DATA FOR THE TASK →
==========

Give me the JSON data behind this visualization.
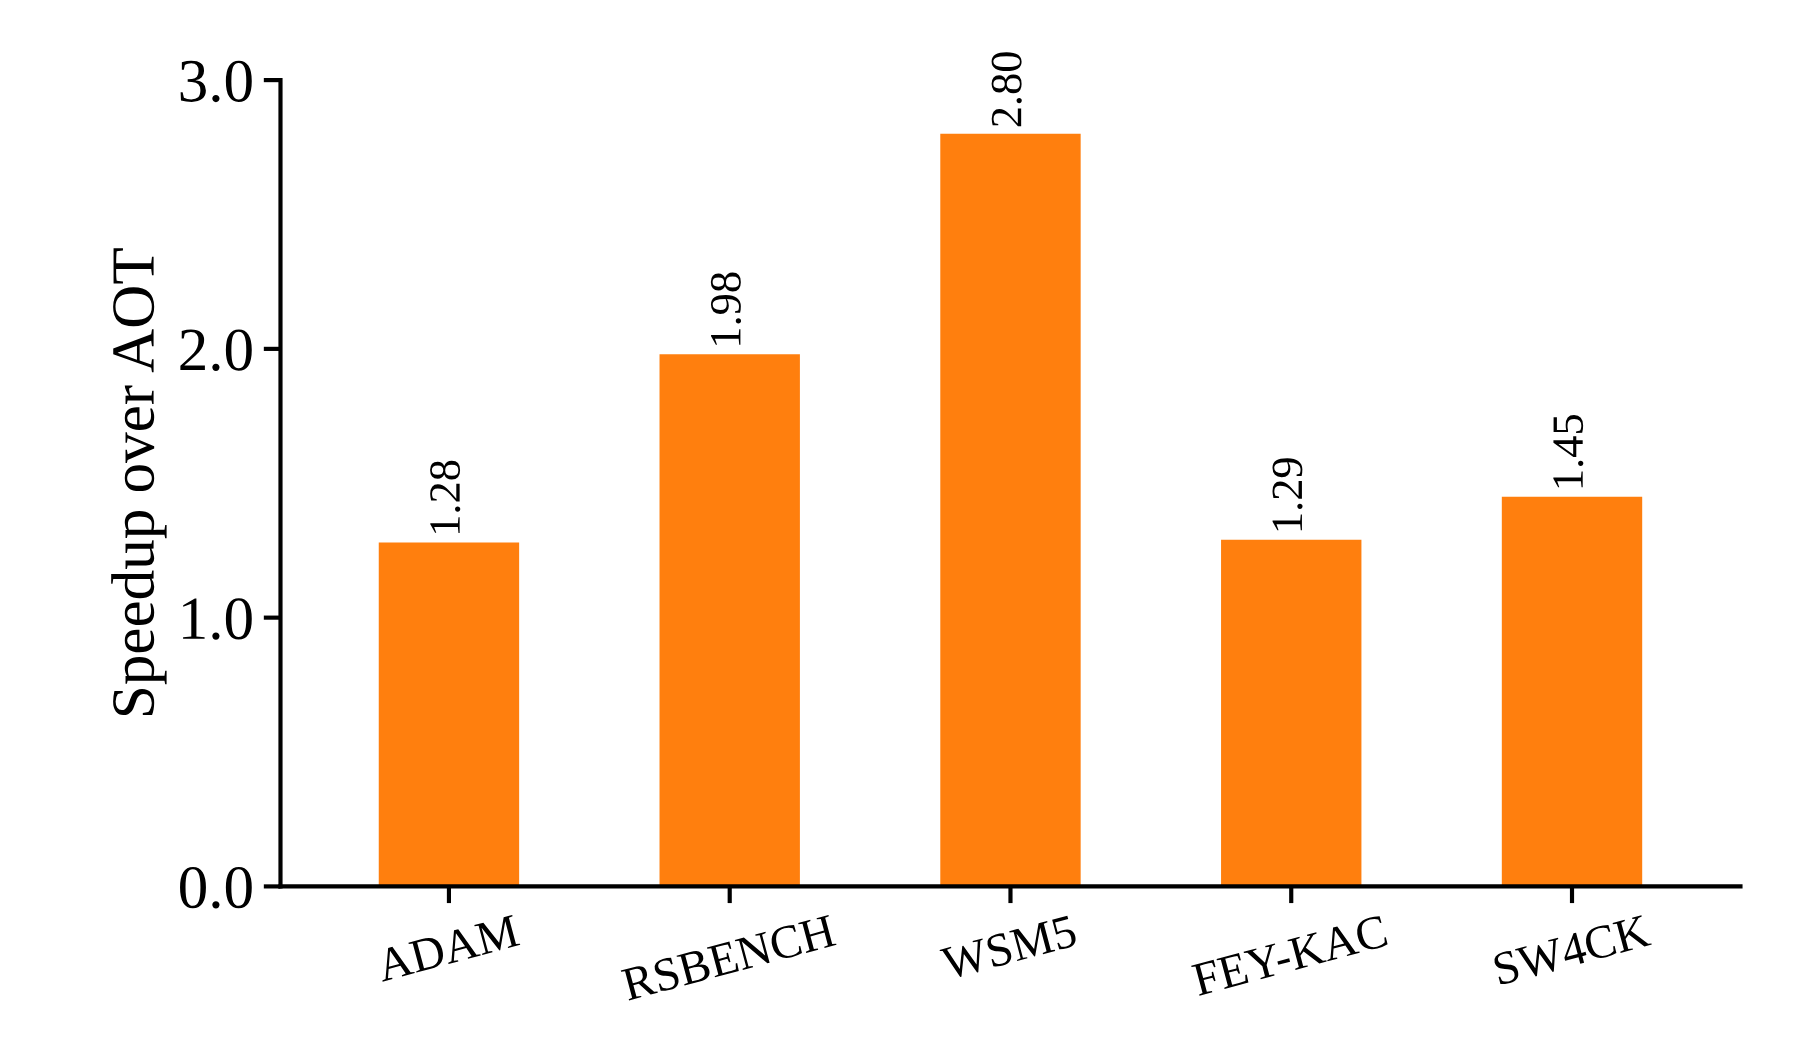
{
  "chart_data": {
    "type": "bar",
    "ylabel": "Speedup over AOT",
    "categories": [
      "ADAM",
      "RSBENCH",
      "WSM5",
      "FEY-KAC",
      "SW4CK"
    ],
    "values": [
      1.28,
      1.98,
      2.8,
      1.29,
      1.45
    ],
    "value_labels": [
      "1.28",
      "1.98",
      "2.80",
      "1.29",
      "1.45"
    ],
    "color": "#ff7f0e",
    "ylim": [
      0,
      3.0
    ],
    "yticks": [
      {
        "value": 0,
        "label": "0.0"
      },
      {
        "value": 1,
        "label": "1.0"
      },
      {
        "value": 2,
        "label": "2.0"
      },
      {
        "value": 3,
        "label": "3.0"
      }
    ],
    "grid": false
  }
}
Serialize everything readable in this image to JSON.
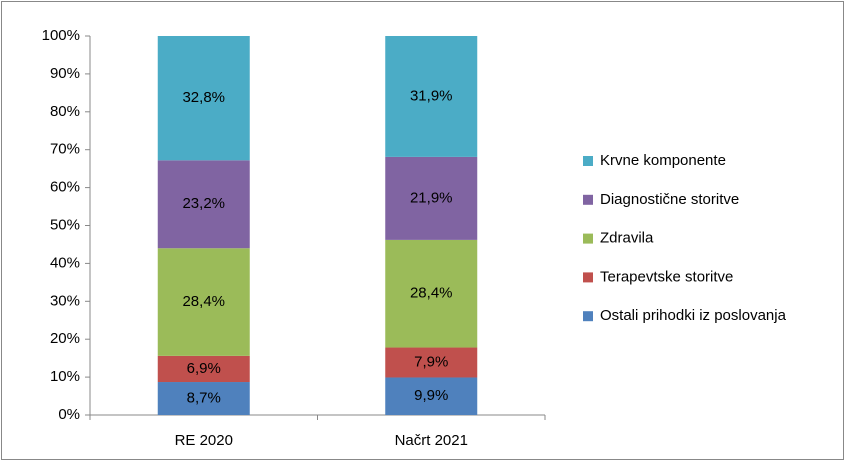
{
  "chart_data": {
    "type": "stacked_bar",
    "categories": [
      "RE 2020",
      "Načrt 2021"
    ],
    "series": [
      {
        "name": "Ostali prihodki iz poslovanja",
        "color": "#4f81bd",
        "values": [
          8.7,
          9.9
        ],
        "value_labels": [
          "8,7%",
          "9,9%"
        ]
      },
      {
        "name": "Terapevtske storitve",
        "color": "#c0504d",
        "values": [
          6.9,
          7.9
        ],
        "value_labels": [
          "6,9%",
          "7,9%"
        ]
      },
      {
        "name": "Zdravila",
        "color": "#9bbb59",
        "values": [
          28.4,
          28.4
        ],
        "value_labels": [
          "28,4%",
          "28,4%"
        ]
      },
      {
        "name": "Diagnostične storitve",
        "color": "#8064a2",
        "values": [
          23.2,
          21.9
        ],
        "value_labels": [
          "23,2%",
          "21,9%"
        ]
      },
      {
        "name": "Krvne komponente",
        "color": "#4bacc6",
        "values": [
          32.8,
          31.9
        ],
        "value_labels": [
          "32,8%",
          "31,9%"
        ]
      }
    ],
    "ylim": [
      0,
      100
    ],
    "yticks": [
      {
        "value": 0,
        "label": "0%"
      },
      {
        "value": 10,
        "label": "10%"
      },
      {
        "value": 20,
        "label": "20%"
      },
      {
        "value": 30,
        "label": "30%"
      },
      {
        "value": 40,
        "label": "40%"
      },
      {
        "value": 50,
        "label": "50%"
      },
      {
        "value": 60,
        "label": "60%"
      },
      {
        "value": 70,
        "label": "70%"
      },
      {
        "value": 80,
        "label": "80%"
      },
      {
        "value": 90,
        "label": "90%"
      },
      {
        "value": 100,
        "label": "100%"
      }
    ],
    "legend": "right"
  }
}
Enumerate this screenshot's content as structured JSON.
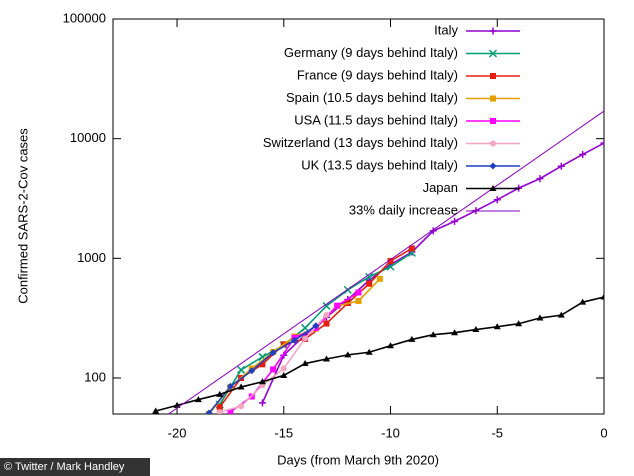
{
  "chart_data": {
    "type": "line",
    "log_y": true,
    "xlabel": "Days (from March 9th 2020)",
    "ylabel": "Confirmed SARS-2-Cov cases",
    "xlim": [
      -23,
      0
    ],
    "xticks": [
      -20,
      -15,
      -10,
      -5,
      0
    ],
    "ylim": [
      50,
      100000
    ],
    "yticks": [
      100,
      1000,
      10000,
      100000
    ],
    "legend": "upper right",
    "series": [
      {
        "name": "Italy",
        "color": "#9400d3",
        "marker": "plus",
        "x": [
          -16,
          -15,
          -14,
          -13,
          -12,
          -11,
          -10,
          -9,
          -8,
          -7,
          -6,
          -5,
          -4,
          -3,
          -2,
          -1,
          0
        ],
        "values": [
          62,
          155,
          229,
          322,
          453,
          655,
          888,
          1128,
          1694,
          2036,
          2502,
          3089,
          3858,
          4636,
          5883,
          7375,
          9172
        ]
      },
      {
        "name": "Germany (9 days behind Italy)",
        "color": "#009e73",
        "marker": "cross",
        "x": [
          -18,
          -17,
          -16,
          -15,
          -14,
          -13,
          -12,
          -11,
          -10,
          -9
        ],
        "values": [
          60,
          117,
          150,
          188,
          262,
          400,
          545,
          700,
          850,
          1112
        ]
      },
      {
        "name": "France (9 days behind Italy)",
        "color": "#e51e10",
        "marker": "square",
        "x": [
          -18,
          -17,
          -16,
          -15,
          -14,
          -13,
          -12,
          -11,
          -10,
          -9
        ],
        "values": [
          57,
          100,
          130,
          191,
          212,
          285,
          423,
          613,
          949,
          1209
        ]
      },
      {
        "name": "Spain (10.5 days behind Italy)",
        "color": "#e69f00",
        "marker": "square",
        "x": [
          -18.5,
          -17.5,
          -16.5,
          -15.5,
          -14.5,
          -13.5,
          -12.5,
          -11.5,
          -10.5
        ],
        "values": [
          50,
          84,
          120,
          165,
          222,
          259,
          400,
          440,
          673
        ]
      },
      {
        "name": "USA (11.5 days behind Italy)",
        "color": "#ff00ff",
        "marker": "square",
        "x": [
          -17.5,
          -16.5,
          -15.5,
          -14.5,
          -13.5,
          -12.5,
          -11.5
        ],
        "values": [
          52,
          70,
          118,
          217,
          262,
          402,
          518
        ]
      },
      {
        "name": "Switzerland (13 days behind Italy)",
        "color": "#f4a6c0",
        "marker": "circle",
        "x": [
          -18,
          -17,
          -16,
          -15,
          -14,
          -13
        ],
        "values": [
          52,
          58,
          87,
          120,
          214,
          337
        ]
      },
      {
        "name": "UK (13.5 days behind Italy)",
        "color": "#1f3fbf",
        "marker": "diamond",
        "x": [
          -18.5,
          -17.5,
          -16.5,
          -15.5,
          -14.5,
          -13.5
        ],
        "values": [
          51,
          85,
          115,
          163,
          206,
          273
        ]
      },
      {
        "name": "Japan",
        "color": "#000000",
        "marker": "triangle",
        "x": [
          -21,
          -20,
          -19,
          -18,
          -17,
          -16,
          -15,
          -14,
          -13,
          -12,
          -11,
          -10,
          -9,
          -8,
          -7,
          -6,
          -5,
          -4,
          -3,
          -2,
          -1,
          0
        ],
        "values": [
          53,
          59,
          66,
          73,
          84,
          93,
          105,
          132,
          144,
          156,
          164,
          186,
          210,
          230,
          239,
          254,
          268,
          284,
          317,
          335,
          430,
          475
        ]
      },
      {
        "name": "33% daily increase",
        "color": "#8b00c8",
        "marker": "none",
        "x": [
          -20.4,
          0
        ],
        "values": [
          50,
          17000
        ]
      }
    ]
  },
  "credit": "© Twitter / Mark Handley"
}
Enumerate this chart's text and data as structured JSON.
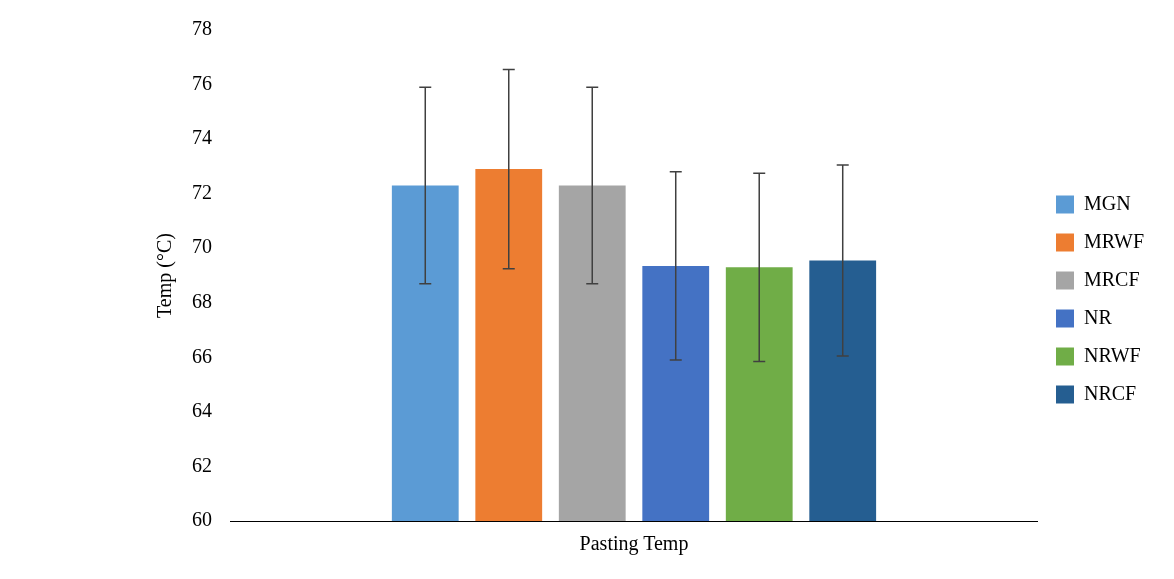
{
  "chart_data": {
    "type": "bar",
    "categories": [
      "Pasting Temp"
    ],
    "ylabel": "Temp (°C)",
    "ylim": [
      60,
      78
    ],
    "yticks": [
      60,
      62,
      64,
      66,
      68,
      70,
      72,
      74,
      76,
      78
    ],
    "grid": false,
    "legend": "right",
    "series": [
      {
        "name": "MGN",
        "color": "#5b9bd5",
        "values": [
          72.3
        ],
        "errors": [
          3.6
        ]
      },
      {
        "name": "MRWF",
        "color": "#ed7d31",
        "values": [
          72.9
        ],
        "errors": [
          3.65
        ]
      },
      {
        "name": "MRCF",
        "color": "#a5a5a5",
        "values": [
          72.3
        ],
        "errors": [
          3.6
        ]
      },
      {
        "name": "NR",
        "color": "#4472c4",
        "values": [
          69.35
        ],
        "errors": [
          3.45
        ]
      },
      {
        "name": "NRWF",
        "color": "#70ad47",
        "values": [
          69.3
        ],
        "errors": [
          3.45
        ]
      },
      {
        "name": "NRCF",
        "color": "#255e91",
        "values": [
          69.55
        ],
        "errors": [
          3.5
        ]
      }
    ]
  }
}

==========

REQUIREMENTS →
Pick out each line containing the string "Enumerate" and copy it.

TASK RESULT →
Enumerate this screenshot's content as structured JSON.
Enumerate this chart's text and data as structured JSON.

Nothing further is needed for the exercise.